Short task » Reproduce every record below exactly as it appears.

Dataset extract »
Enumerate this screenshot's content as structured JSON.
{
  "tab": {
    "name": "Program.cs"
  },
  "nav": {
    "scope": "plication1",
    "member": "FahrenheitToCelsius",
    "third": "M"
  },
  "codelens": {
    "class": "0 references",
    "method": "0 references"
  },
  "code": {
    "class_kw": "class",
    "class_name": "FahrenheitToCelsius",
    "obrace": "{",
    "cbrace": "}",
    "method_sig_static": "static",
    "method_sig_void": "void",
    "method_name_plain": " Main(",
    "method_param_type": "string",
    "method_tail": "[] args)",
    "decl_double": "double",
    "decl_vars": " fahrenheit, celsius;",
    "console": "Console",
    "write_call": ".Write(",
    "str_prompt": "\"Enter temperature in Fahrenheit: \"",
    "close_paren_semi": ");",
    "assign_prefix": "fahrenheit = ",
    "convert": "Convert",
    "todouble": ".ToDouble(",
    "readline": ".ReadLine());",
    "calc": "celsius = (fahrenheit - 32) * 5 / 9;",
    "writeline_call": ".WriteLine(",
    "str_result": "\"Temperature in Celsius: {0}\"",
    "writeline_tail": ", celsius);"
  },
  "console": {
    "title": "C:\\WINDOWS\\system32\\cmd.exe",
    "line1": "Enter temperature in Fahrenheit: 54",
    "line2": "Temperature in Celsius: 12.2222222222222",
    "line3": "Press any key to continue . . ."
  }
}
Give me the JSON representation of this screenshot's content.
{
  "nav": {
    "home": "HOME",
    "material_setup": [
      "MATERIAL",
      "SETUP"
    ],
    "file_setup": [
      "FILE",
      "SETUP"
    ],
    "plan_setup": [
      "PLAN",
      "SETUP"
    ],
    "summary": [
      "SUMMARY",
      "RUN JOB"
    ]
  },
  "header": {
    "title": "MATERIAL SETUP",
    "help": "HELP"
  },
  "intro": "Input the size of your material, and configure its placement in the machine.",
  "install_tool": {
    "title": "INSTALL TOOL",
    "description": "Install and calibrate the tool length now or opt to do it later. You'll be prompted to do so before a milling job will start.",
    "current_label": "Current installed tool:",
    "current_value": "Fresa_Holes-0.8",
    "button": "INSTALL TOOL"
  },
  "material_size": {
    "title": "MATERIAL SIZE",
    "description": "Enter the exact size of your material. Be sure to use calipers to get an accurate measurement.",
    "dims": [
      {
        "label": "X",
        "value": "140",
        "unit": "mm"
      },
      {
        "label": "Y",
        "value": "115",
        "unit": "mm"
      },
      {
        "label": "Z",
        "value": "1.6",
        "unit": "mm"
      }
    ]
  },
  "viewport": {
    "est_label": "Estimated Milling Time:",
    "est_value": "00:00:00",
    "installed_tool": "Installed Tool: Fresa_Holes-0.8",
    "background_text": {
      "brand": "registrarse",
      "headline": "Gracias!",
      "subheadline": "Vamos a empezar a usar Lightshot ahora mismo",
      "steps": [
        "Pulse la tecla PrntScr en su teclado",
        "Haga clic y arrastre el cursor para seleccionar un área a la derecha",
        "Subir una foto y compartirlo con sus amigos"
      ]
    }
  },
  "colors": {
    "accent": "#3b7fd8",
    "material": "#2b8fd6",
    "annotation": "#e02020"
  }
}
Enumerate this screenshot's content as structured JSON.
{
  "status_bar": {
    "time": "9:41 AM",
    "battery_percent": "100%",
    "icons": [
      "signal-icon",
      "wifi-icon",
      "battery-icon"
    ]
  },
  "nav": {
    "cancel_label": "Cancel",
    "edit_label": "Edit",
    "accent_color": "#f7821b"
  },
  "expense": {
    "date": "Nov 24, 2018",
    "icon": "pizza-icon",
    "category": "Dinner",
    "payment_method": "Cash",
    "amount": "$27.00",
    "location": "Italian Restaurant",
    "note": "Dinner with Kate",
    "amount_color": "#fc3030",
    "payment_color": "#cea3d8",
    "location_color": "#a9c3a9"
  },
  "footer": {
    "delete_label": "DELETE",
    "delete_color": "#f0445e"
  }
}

Solution to this problem »
Enumerate this screenshot's content as structured JSON.
{
  "tab": {
    "name": "Program.cs"
  },
  "nav": {
    "scope": "plication1",
    "member": "FahrenheitToCelsius",
    "third": "M"
  },
  "codelens": {
    "class": "0 references",
    "method": "0 references"
  },
  "code": {
    "class_kw": "class",
    "class_name": "FahrenheitToCelsius",
    "obrace": "{",
    "cbrace": "}",
    "method_sig_static": "static",
    "method_sig_void": "void",
    "method_name_plain": " Main(",
    "method_param_type": "string",
    "method_tail": "[] args)",
    "decl_double": "double",
    "decl_vars": " fahrenheit, celsius;",
    "console": "Console",
    "write_call": ".Write(",
    "str_prompt": "\"Enter temperature in Fahrenheit: \"",
    "close_paren_semi": ");",
    "assign_prefix": "fahrenheit = ",
    "convert": "Convert",
    "todouble": ".ToDouble(",
    "readline": ".ReadLine());",
    "calc": "celsius = (fahrenheit - 32) * 5 / 9;",
    "writeline_call": ".WriteLine(",
    "str_result": "\"Temperature in Celsius: {0}\"",
    "writeline_tail": ", celsius);"
  },
  "console": {
    "title": "C:\\WINDOWS\\system32\\cmd.exe",
    "line1": "Enter temperature in Fahrenheit: 54",
    "line2": "Temperature in Celsius: 12.2222222222222",
    "line3": "Press any key to continue . . ."
  }
}
Give me the JSON representation of this screenshot's content.
{
  "nav": {
    "home": "HOME",
    "material_setup": [
      "MATERIAL",
      "SETUP"
    ],
    "file_setup": [
      "FILE",
      "SETUP"
    ],
    "plan_setup": [
      "PLAN",
      "SETUP"
    ],
    "summary": [
      "SUMMARY",
      "RUN JOB"
    ]
  },
  "header": {
    "title": "MATERIAL SETUP",
    "help": "HELP"
  },
  "intro": "Input the size of your material, and configure its placement in the machine.",
  "install_tool": {
    "title": "INSTALL TOOL",
    "description": "Install and calibrate the tool length now or opt to do it later. You'll be prompted to do so before a milling job will start.",
    "current_label": "Current installed tool:",
    "current_value": "Fresa_Holes-0.8",
    "button": "INSTALL TOOL"
  },
  "material_size": {
    "title": "MATERIAL SIZE",
    "description": "Enter the exact size of your material. Be sure to use calipers to get an accurate measurement.",
    "dims": [
      {
        "label": "X",
        "value": "140",
        "unit": "mm"
      },
      {
        "label": "Y",
        "value": "115",
        "unit": "mm"
      },
      {
        "label": "Z",
        "value": "1.6",
        "unit": "mm"
      }
    ]
  },
  "viewport": {
    "est_label": "Estimated Milling Time:",
    "est_value": "00:00:00",
    "installed_tool": "Installed Tool: Fresa_Holes-0.8",
    "background_text": {
      "brand": "registrarse",
      "headline": "Gracias!",
      "subheadline": "Vamos a empezar a usar Lightshot ahora mismo",
      "steps": [
        "Pulse la tecla PrntScr en su teclado",
        "Haga clic y arrastre el cursor para seleccionar un área a la derecha",
        "Subir una foto y compartirlo con sus amigos"
      ]
    }
  },
  "colors": {
    "accent": "#3b7fd8",
    "material": "#2b8fd6",
    "annotation": "#e02020"
  }
}
Enumerate this screenshot's content as structured JSON.
{
  "status_bar": {
    "time": "9:41 AM",
    "battery_percent": "100%",
    "icons": [
      "signal-icon",
      "wifi-icon",
      "battery-icon"
    ]
  },
  "nav": {
    "cancel_label": "Cancel",
    "edit_label": "Edit",
    "accent_color": "#f7821b"
  },
  "expense": {
    "date": "Nov 24, 2018",
    "icon": "pizza-icon",
    "category": "Dinner",
    "payment_method": "Cash",
    "amount": "$27.00",
    "location": "Italian Restaurant",
    "note": "Dinner with Kate",
    "amount_color": "#fc3030",
    "payment_color": "#cea3d8",
    "location_color": "#a9c3a9"
  },
  "footer": {
    "delete_label": "DELETE",
    "delete_color": "#f0445e"
  }
}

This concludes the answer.